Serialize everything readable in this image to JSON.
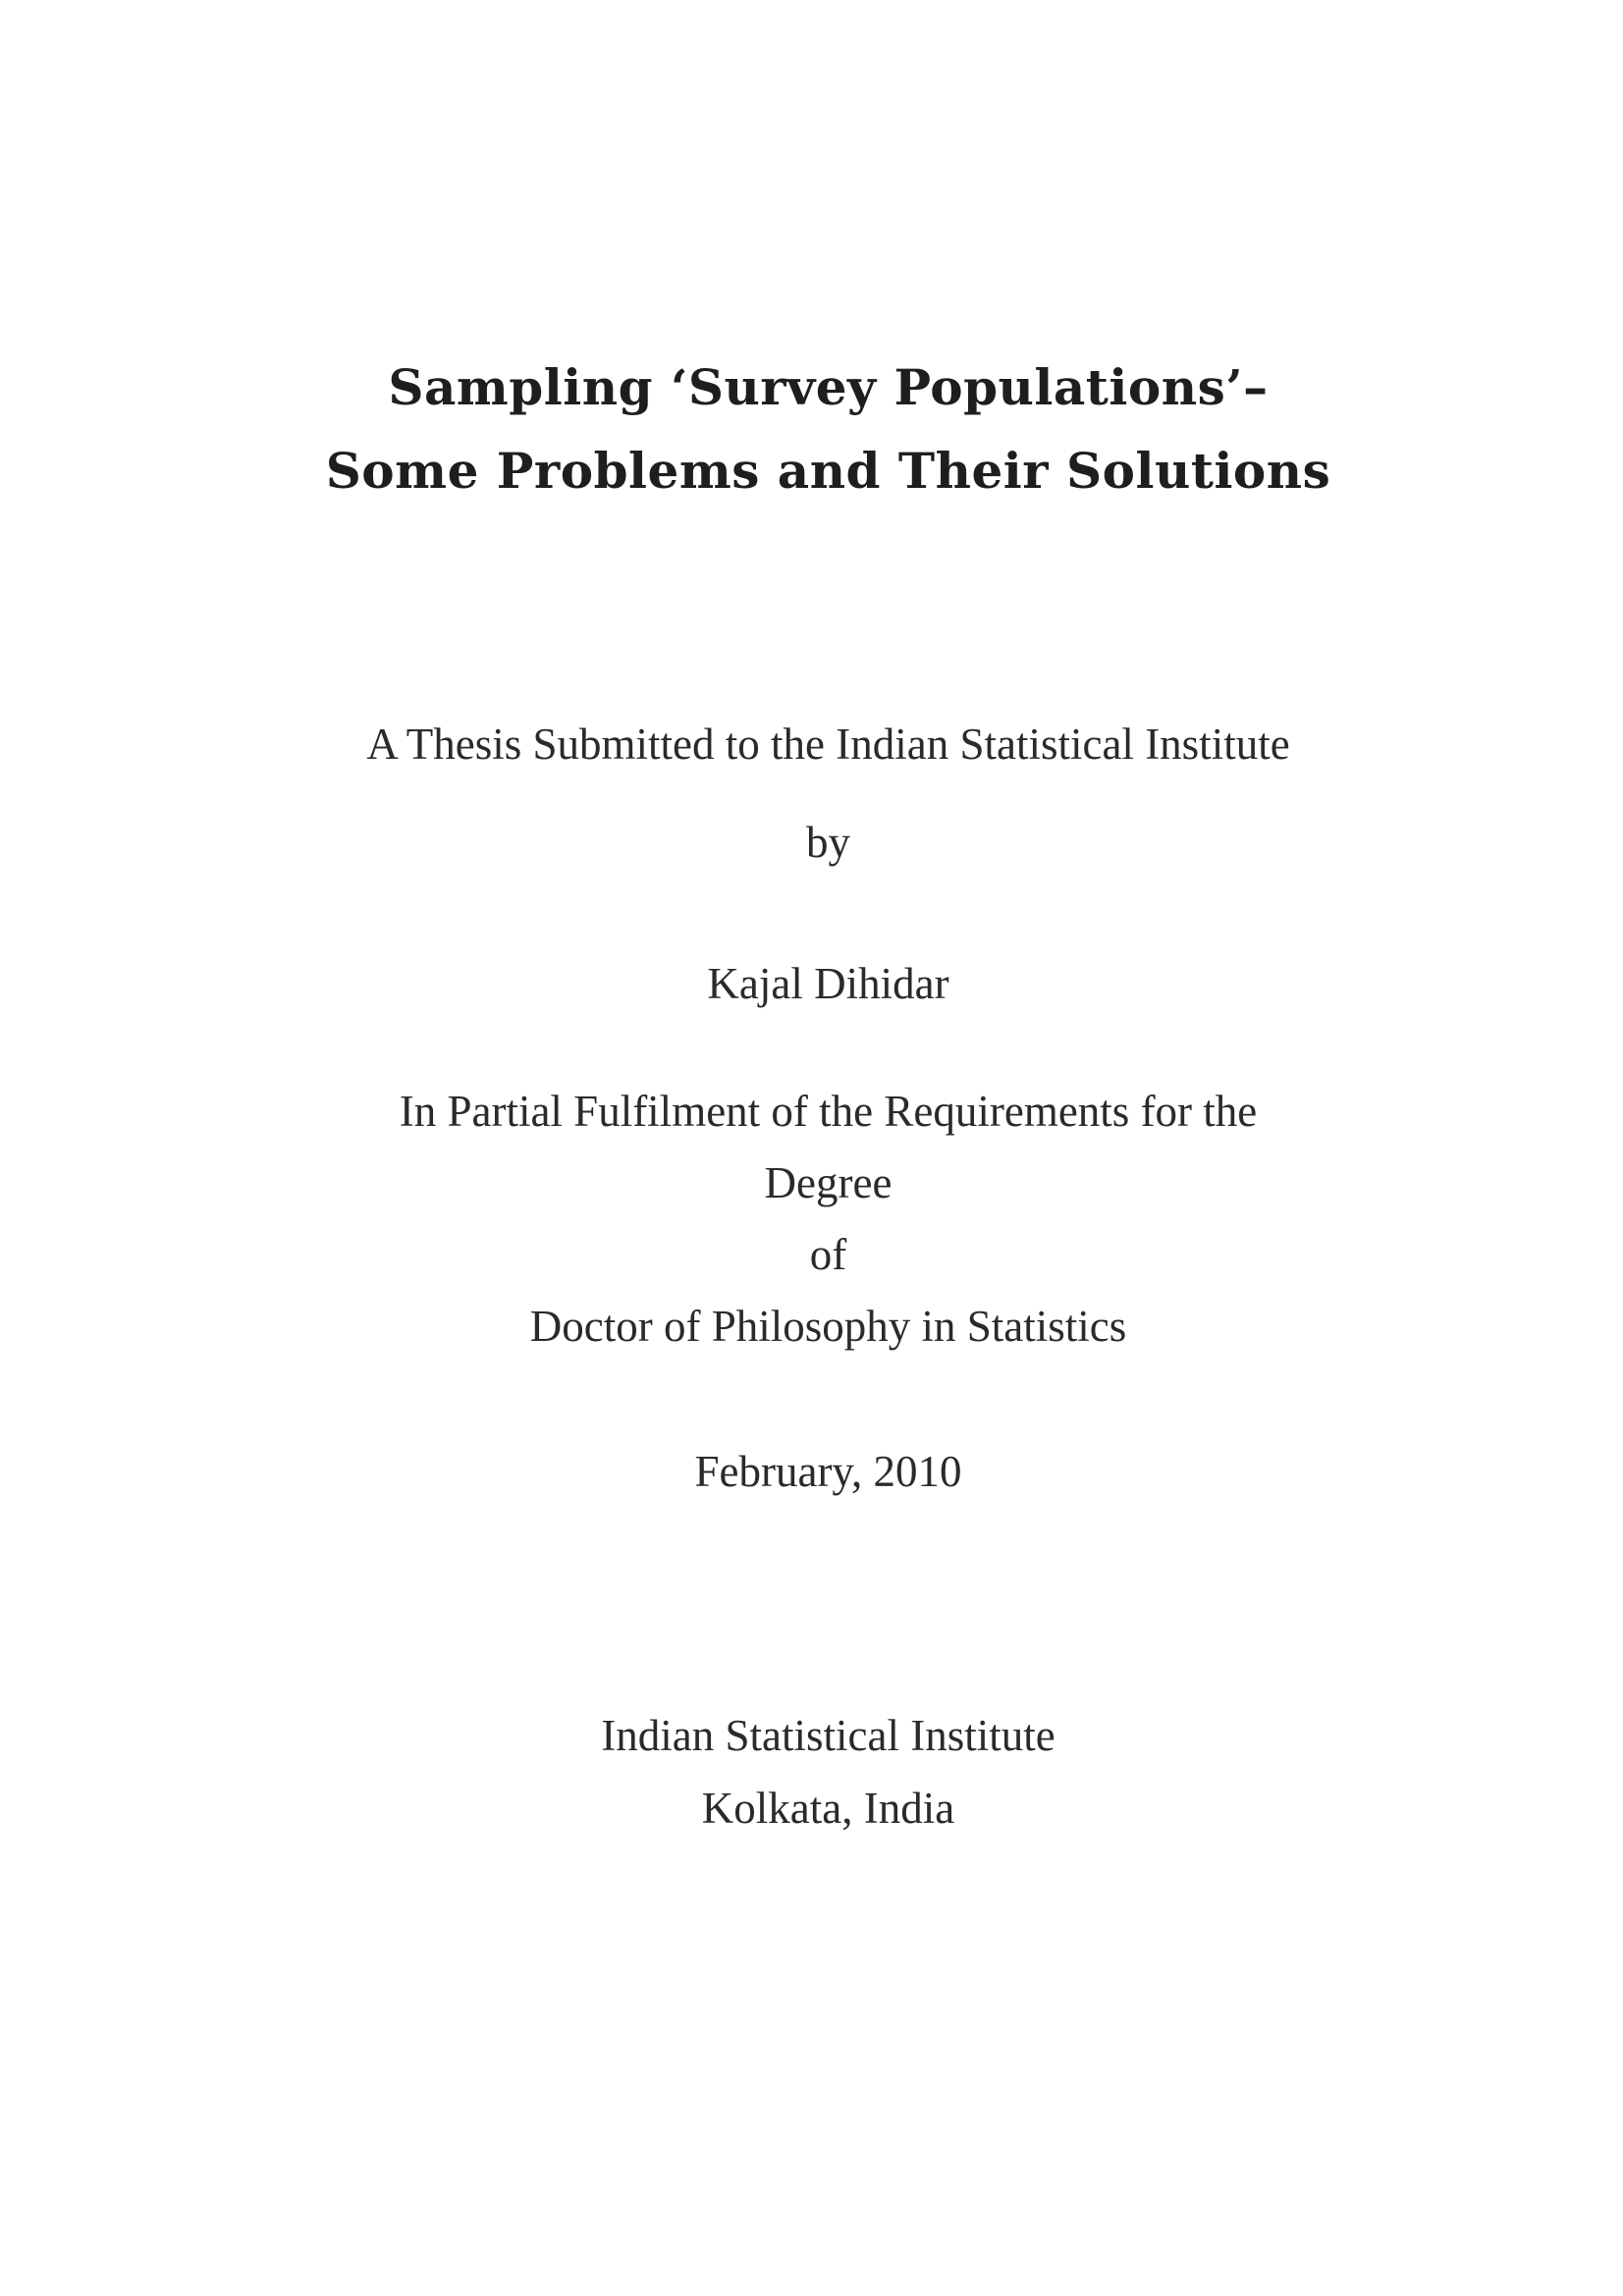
{
  "document": {
    "title_lines": [
      "Sampling ‘Survey Populations’–",
      "Some Problems and Their Solutions"
    ],
    "submission": "A Thesis Submitted to the Indian Statistical Institute",
    "by": "by",
    "author": "Kajal Dihidar",
    "fulfilment_lines": [
      "In Partial Fulfilment of the Requirements for the",
      "Degree",
      "of",
      "Doctor of Philosophy in Statistics"
    ],
    "date": "February, 2010",
    "institution_lines": [
      "Indian Statistical Institute",
      "Kolkata, India"
    ]
  }
}
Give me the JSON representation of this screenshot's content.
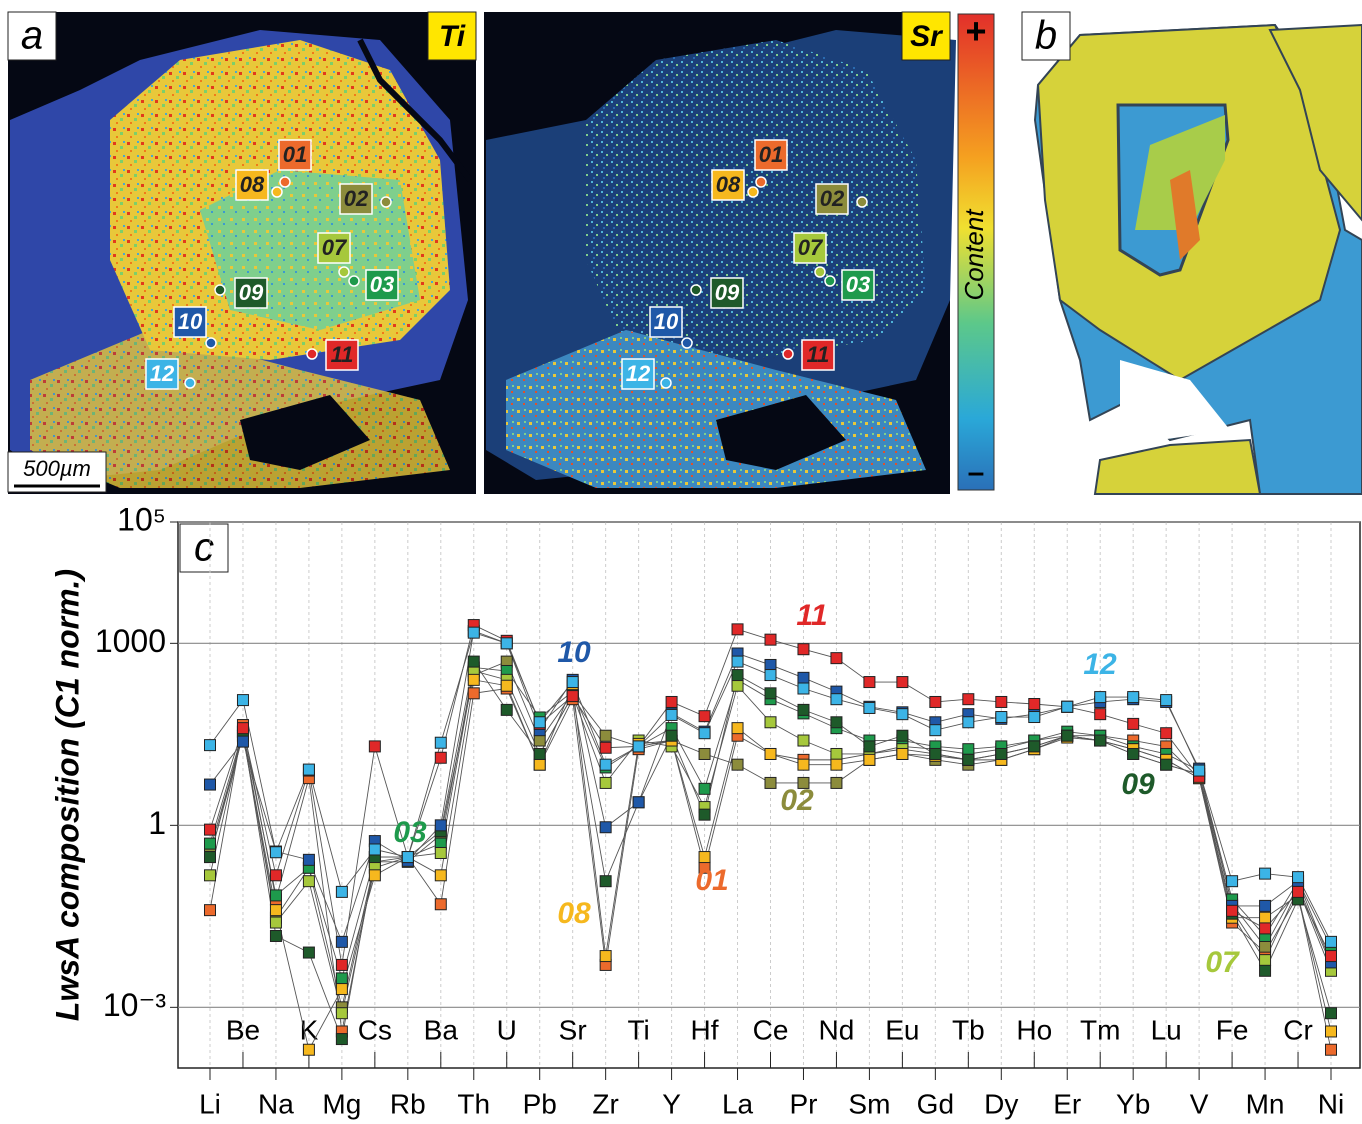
+++++
__WHAT YOU ARE ASKED TO DO__: The listing above needs to be output again exactly. Don't include the pictures.

__WORKED SOLUTION__:
Serialize everything readable in this image to JSON.
{
  "document": {
    "title_lines": [
      "Sampling ‘Survey Populations’–",
      "Some Problems and Their Solutions"
    ],
    "submission": "A Thesis Submitted to the Indian Statistical Institute",
    "by": "by",
    "author": "Kajal Dihidar",
    "fulfilment_lines": [
      "In Partial Fulfilment of the Requirements for the",
      "Degree",
      "of",
      "Doctor of Philosophy in Statistics"
    ],
    "date": "February, 2010",
    "institution_lines": [
      "Indian Statistical Institute",
      "Kolkata, India"
    ]
  }
}
Give me the JSON representation of this screenshot's content.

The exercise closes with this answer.